= Set problem =
Pick out each line of the records in which the word "SOMETHING" appears.

=====

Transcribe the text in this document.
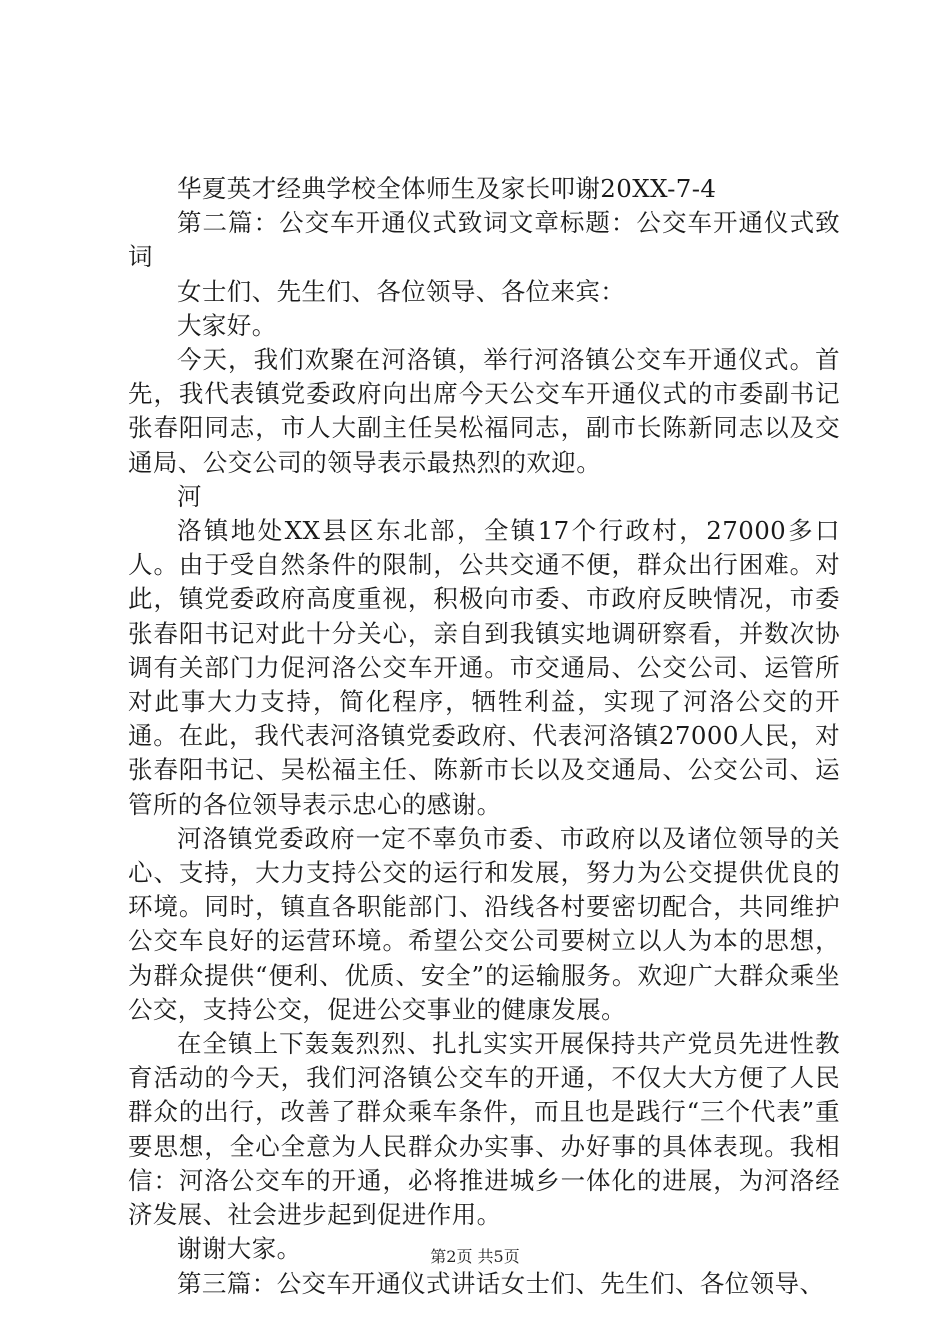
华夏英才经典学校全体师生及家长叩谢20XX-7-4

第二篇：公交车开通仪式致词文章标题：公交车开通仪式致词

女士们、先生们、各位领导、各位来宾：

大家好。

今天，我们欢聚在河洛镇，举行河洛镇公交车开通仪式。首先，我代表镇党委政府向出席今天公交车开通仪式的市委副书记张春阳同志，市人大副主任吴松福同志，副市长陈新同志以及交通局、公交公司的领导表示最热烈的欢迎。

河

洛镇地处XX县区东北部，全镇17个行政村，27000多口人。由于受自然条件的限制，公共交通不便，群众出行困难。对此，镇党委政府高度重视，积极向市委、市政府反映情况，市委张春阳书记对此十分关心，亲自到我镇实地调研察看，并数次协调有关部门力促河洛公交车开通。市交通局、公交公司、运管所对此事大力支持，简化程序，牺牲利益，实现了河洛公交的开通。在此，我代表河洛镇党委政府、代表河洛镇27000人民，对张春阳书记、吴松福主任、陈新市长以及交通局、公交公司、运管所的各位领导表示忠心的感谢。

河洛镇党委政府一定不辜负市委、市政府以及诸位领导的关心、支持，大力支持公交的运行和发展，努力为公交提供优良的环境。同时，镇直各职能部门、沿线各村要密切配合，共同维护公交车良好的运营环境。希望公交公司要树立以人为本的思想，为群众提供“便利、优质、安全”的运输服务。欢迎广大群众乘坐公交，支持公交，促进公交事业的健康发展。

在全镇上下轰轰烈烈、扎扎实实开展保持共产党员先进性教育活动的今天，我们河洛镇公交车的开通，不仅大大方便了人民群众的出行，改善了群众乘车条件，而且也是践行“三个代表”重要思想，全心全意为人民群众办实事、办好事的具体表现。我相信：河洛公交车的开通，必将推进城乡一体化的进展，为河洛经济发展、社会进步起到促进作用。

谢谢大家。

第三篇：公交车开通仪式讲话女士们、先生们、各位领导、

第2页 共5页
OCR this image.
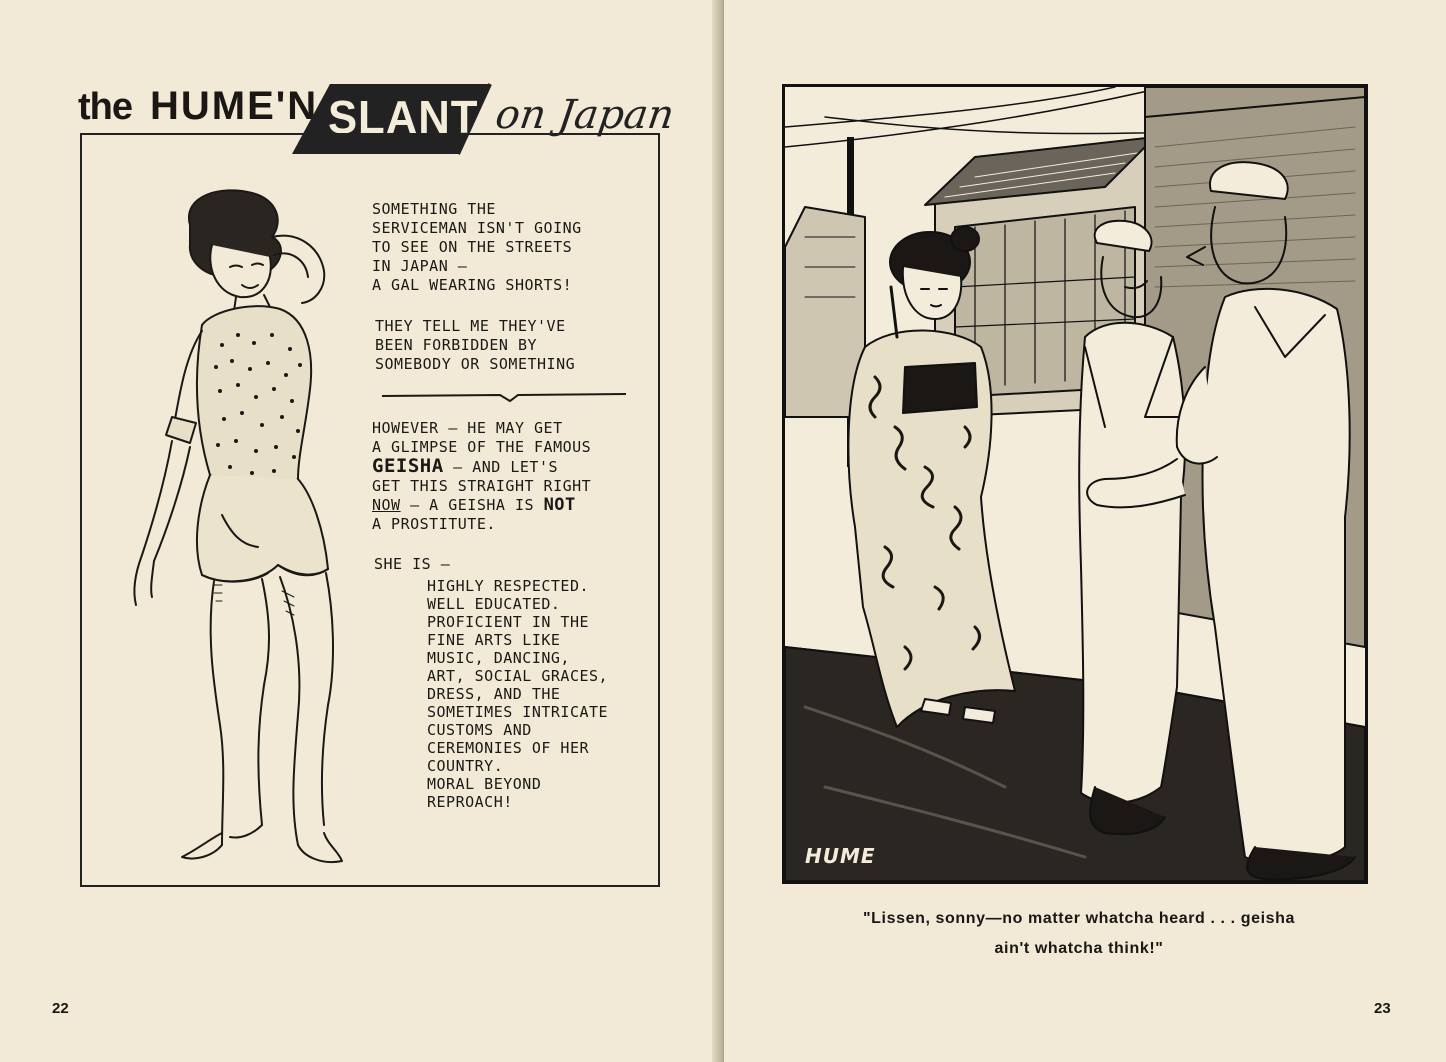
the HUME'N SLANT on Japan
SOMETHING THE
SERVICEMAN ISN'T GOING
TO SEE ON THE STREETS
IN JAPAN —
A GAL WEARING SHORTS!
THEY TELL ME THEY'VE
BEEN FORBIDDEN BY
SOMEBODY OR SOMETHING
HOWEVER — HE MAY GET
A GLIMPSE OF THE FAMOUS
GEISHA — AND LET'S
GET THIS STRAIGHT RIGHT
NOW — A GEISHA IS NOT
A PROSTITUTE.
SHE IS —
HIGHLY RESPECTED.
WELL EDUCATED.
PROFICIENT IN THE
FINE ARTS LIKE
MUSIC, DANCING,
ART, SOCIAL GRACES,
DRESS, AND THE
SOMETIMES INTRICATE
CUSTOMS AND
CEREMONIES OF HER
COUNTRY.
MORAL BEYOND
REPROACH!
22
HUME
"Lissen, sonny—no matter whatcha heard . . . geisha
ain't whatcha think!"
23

=====

= Result for this task =
SOMETHING THE
SOMEBODY OR SOMETHING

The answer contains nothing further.